EXERCISE DESCRIPTION: Gather every line that includes the word "библиотека", please.

*****

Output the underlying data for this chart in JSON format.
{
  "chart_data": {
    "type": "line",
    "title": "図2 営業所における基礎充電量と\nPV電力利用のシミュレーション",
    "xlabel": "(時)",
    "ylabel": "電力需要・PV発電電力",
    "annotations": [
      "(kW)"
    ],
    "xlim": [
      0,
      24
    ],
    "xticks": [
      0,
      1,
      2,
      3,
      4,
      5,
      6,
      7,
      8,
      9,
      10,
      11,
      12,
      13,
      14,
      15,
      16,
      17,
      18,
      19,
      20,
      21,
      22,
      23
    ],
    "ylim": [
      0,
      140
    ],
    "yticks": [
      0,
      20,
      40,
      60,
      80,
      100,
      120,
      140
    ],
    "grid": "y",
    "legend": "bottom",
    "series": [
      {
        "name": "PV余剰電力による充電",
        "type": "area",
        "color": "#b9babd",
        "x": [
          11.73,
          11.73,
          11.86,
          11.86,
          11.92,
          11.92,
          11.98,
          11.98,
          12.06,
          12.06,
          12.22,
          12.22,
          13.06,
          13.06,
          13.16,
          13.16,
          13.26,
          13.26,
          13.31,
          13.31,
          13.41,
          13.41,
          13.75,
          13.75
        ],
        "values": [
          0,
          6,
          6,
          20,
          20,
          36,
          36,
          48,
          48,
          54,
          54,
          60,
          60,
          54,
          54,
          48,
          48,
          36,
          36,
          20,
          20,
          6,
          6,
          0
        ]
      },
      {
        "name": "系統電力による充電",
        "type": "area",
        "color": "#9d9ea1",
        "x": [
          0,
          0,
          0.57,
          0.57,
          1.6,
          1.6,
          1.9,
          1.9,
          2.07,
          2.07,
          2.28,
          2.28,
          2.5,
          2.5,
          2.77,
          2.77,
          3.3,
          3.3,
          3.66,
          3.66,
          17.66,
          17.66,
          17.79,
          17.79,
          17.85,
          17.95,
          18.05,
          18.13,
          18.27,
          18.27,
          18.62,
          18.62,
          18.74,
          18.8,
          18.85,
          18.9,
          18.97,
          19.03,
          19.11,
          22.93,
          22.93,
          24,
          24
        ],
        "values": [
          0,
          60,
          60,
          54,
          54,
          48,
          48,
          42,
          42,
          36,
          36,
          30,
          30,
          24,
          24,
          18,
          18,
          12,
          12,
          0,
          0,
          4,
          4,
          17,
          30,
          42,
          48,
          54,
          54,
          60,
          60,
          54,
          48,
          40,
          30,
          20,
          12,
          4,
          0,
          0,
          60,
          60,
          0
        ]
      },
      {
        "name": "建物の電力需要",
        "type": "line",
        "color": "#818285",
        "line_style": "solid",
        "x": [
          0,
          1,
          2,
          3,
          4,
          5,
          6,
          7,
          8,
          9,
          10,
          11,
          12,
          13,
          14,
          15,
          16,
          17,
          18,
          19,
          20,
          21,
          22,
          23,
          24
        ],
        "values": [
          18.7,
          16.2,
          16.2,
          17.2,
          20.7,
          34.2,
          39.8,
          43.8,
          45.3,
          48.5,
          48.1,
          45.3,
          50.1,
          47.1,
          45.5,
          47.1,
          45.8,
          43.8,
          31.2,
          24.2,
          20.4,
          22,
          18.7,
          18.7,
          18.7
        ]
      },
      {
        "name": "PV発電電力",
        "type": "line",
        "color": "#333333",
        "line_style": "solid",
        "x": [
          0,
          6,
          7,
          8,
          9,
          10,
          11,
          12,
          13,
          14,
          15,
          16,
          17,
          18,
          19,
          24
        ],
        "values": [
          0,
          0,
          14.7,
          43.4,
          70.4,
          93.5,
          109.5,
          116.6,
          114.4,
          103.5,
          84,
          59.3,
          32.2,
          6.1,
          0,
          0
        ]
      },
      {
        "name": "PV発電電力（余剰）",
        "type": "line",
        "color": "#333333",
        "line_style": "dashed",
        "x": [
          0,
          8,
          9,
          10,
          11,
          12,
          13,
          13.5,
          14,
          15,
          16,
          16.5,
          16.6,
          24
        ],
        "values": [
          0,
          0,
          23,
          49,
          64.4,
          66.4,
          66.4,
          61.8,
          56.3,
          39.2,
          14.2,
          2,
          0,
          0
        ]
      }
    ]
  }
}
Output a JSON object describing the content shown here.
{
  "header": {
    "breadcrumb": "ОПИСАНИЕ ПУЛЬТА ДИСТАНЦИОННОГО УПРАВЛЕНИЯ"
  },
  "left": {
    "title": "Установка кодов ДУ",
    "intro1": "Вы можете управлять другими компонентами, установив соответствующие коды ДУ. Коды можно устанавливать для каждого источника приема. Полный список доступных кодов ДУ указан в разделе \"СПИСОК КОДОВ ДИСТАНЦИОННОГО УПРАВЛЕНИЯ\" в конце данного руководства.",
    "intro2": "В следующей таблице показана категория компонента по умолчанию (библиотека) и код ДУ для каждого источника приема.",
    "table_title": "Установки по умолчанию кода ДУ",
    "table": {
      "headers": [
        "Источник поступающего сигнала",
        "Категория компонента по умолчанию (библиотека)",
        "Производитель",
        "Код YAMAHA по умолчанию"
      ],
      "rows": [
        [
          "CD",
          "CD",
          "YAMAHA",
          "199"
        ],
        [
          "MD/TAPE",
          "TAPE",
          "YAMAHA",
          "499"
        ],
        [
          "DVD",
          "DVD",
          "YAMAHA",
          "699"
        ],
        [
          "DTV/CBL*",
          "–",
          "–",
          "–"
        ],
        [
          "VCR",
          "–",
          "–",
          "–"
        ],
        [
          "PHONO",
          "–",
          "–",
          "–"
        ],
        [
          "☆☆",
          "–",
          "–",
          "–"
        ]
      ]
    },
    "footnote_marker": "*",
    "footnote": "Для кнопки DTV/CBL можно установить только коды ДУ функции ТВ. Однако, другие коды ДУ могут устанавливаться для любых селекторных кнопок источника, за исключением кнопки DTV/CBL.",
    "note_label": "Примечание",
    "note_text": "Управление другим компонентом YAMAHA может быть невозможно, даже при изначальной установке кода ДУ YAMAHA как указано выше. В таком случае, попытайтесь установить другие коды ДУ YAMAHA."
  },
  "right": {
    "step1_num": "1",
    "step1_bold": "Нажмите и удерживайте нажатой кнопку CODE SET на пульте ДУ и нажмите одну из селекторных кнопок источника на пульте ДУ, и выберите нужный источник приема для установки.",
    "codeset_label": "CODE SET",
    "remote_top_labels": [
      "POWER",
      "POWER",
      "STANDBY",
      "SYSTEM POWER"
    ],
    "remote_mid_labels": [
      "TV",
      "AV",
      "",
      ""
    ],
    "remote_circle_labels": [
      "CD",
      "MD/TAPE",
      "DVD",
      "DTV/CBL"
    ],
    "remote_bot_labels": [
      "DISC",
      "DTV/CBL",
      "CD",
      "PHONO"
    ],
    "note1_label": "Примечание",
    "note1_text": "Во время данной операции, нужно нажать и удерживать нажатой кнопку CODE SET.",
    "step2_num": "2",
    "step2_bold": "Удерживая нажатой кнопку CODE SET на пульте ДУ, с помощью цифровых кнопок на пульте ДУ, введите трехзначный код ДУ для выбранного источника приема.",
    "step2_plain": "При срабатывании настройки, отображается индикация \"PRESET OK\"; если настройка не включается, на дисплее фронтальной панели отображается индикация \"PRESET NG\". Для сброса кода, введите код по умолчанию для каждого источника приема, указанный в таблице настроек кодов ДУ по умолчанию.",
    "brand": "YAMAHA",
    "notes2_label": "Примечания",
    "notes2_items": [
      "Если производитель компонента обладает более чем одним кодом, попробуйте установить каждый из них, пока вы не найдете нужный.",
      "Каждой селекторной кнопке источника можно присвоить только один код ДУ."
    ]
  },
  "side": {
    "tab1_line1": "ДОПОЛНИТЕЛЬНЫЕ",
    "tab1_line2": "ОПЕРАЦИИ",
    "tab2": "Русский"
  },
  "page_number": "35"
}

*****

RESPONSE:
    "intro2": "В следующей таблице показана категория компонента по умолчанию (библиотека) и код ДУ для каждого источника приема.",
        "Категория компонента по умолчанию (библиотека)",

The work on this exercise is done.